Your answer should be a single number: the count of lines that include "through".

[Start of Exercise data]

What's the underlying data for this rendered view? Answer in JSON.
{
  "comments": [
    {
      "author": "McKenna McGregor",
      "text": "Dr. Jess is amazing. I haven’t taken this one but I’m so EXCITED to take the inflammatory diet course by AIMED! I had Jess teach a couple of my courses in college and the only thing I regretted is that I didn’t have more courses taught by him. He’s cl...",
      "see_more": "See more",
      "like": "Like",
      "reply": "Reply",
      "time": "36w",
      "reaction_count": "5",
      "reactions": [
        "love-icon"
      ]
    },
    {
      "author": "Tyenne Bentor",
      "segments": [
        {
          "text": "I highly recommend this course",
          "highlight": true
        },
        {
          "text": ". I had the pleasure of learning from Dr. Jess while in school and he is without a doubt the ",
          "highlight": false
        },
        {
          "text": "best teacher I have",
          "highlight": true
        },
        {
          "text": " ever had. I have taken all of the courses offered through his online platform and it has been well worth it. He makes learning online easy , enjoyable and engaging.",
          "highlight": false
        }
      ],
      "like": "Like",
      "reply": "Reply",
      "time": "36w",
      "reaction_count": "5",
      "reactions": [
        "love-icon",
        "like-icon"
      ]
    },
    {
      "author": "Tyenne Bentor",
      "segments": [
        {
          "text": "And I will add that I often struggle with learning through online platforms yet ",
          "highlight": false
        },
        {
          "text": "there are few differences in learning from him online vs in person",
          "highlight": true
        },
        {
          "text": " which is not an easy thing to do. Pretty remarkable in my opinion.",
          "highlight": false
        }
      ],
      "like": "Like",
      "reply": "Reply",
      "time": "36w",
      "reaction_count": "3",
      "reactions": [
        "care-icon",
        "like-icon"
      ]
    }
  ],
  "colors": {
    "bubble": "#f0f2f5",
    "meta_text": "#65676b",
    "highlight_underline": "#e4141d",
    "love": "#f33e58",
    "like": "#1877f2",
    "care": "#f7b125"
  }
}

[End of Exercise data]

• [Answer for this exercise]:
2